◆ DIRECTIONS: Pull every line that holds the word "detached" from the entries.

** BEGIN SUPPLIED RECORDS **

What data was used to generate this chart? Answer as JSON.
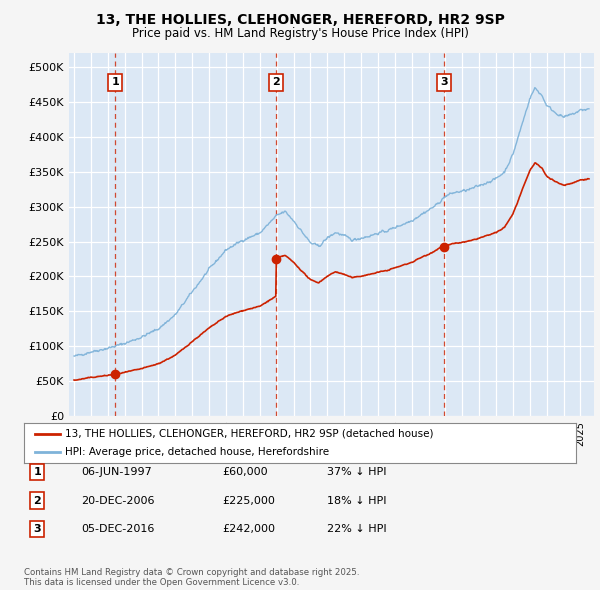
{
  "title1": "13, THE HOLLIES, CLEHONGER, HEREFORD, HR2 9SP",
  "title2": "Price paid vs. HM Land Registry's House Price Index (HPI)",
  "ylim": [
    0,
    520000
  ],
  "yticks": [
    0,
    50000,
    100000,
    150000,
    200000,
    250000,
    300000,
    350000,
    400000,
    450000,
    500000
  ],
  "ytick_labels": [
    "£0",
    "£50K",
    "£100K",
    "£150K",
    "£200K",
    "£250K",
    "£300K",
    "£350K",
    "£400K",
    "£450K",
    "£500K"
  ],
  "xlim_start": 1994.7,
  "xlim_end": 2025.8,
  "background_color": "#f0f0f0",
  "plot_bg": "#dce8f5",
  "grid_color": "#ffffff",
  "red_line_color": "#cc2200",
  "blue_line_color": "#7fb3d9",
  "sale1_date": 1997.44,
  "sale1_price": 60000,
  "sale1_label": "1",
  "sale2_date": 2006.97,
  "sale2_price": 225000,
  "sale2_label": "2",
  "sale3_date": 2016.93,
  "sale3_price": 242000,
  "sale3_label": "3",
  "legend_line1": "13, THE HOLLIES, CLEHONGER, HEREFORD, HR2 9SP (detached house)",
  "legend_line2": "HPI: Average price, detached house, Herefordshire",
  "table_rows": [
    {
      "num": "1",
      "date": "06-JUN-1997",
      "price": "£60,000",
      "pct": "37% ↓ HPI"
    },
    {
      "num": "2",
      "date": "20-DEC-2006",
      "price": "£225,000",
      "pct": "18% ↓ HPI"
    },
    {
      "num": "3",
      "date": "05-DEC-2016",
      "price": "£242,000",
      "pct": "22% ↓ HPI"
    }
  ],
  "footer": "Contains HM Land Registry data © Crown copyright and database right 2025.\nThis data is licensed under the Open Government Licence v3.0."
}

** END SUPPLIED RECORDS **

◆ CORRECT ANSWER:
  "legend_line1": "13, THE HOLLIES, CLEHONGER, HEREFORD, HR2 9SP (detached house)",
  "legend_line2": "HPI: Average price, detached house, Herefordshire",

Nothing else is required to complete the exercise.